Pick out and copy every line below that has the word "JSON".

____ RECORDS FOR THIS TASK

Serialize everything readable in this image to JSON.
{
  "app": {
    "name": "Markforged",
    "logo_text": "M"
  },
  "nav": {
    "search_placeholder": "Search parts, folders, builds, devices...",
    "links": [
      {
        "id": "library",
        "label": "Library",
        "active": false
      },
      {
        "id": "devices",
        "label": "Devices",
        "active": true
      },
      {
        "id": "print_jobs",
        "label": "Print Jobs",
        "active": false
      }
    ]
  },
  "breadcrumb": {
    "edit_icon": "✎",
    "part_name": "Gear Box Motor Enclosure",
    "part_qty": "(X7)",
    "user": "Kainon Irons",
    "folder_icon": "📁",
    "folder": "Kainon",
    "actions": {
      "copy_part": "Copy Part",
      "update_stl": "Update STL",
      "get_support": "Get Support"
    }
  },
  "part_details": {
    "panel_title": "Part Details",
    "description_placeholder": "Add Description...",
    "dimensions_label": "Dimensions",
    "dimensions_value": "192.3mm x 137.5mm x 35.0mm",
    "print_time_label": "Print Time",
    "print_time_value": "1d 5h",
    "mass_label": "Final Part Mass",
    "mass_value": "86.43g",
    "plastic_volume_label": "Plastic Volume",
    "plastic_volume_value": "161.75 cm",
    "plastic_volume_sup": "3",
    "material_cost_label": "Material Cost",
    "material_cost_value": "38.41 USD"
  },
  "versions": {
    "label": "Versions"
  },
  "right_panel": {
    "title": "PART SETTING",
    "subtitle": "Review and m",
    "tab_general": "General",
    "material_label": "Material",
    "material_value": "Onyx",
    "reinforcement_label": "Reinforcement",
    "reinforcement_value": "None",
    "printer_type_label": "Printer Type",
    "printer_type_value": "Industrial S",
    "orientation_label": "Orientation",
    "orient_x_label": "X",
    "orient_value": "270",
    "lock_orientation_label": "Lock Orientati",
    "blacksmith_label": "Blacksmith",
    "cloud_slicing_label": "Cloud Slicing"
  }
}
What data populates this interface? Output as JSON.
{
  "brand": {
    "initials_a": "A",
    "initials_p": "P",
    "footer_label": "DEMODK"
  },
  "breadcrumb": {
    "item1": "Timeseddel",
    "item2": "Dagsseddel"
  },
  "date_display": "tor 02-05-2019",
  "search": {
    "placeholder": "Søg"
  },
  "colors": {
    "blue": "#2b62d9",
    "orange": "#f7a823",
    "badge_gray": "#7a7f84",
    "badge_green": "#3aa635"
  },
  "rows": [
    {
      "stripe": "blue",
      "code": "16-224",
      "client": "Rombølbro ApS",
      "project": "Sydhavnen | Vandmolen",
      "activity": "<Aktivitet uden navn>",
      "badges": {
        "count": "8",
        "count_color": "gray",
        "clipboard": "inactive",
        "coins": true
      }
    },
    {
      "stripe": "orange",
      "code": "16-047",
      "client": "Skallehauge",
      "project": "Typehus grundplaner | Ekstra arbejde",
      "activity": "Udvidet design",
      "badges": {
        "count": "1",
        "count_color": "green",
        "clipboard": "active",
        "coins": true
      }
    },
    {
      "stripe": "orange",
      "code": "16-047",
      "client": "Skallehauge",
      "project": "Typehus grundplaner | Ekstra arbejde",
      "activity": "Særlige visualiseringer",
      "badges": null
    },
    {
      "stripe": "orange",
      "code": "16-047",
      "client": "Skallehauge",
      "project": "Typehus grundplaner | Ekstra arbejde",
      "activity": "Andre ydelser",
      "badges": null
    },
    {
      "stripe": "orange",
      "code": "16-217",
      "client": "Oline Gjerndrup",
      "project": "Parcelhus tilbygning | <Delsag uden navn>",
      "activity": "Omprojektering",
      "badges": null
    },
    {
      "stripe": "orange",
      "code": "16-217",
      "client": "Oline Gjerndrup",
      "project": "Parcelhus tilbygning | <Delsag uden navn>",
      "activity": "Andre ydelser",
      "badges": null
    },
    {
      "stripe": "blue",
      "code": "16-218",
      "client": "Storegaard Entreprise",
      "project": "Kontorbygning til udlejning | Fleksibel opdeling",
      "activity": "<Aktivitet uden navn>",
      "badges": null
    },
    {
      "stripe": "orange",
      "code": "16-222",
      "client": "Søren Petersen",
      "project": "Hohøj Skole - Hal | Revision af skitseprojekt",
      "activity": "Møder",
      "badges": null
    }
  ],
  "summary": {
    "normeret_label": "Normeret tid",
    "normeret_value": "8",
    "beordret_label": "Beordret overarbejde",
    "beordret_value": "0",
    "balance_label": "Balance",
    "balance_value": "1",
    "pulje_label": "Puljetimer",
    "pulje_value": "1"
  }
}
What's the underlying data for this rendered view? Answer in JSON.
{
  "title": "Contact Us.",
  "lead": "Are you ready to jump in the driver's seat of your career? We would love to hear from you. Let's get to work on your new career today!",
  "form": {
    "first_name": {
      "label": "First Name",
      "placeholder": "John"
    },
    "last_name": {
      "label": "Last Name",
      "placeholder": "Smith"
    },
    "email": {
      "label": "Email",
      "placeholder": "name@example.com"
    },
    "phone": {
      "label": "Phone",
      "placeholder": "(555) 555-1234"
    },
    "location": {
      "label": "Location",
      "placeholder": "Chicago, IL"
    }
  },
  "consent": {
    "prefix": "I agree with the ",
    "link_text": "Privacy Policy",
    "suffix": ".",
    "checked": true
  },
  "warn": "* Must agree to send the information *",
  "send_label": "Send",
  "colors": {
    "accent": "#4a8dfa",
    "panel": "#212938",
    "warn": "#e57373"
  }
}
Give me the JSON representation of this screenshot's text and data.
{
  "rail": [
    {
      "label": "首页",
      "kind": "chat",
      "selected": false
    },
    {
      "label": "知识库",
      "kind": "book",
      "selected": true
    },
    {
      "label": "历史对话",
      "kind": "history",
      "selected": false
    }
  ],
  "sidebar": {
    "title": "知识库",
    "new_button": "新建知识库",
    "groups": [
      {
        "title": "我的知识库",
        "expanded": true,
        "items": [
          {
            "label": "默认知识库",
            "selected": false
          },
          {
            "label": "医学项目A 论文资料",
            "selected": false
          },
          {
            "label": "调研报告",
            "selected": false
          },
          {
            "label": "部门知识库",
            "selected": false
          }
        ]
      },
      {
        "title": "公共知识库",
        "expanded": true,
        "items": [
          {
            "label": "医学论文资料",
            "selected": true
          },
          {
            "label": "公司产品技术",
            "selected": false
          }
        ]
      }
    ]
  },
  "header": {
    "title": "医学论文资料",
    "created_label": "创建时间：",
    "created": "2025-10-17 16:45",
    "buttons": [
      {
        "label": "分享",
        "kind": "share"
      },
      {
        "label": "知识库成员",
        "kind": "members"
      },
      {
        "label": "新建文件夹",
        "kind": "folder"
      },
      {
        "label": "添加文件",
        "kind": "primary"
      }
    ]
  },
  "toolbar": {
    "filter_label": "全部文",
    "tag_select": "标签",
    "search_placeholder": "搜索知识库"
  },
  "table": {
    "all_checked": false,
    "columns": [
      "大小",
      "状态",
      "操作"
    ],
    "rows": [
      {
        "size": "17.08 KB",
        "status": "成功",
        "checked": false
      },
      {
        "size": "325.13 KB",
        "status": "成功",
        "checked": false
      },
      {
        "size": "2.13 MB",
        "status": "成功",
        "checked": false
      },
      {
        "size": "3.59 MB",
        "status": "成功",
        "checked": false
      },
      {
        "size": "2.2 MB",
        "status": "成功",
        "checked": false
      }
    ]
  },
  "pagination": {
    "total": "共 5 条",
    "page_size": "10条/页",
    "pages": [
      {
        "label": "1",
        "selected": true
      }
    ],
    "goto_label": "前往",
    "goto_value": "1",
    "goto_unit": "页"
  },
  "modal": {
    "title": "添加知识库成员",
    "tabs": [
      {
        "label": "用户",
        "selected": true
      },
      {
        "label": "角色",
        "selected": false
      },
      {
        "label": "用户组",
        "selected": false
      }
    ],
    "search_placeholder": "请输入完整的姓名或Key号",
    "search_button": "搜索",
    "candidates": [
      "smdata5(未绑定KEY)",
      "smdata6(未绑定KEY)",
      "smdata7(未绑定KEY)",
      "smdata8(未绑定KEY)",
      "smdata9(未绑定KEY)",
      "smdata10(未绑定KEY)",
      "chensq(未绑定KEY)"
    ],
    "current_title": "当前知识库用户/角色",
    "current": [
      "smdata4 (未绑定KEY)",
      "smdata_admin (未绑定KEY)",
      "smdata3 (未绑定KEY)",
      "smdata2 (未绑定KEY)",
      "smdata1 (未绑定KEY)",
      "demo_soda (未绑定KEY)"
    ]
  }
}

________

THE RESPONSE
Serialize everything readable in this image to JSON.
What data populates this interface? Output as JSON.
What's the underlying data for this rendered view? Answer in JSON.
Give me the JSON representation of this screenshot's text and data.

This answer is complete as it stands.